### [Task prompt]
Copy every entry exactly.

### [Given data]
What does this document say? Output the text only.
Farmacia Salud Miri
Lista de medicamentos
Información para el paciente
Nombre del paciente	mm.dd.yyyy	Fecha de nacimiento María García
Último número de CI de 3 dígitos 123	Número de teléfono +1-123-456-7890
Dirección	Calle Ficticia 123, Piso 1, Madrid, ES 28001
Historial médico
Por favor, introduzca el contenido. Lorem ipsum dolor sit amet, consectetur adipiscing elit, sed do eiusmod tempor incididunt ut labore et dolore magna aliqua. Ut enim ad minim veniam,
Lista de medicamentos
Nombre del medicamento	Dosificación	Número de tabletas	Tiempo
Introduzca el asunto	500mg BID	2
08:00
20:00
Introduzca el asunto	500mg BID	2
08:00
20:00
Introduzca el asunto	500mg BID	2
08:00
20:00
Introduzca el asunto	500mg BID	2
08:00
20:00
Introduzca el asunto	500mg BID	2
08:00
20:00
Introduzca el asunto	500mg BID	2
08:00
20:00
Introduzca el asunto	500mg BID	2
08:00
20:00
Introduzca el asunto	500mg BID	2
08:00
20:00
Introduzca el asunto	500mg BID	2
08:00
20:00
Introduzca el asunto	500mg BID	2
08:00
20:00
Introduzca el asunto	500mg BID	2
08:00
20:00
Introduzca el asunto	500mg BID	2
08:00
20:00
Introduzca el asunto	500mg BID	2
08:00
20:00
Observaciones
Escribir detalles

### [In response]
What does this document say? Output the text only.
Farmacia Salud Miri
Lista de medicamentos
Información para el paciente
Nombre del paciente	mm.dd.yyyy	Fecha de nacimiento María García
Último número de CI de 3 dígitos 123	Número de teléfono +1-123-456-7890
Dirección	Calle Ficticia 123, Piso 1, Madrid, ES 28001
Historial médico
Por favor, introduzca el contenido. Lorem ipsum dolor sit amet, consectetur adipiscing elit, sed do eiusmod tempor incididunt ut labore et dolore magna aliqua. Ut enim ad minim veniam,
Lista de medicamentos
Nombre del medicamento	Dosificación	Número de tabletas	Tiempo
Introduzca el asunto	500mg BID	2
08:00
20:00
Introduzca el asunto	500mg BID	2
08:00
20:00
Introduzca el asunto	500mg BID	2
08:00
20:00
Introduzca el asunto	500mg BID	2
08:00
20:00
Introduzca el asunto	500mg BID	2
08:00
20:00
Introduzca el asunto	500mg BID	2
08:00
20:00
Introduzca el asunto	500mg BID	2
08:00
20:00
Introduzca el asunto	500mg BID	2
08:00
20:00
Introduzca el asunto	500mg BID	2
08:00
20:00
Introduzca el asunto	500mg BID	2
08:00
20:00
Introduzca el asunto	500mg BID	2
08:00
20:00
Introduzca el asunto	500mg BID	2
08:00
20:00
Introduzca el asunto	500mg BID	2
08:00
20:00
Observaciones
Escribir detalles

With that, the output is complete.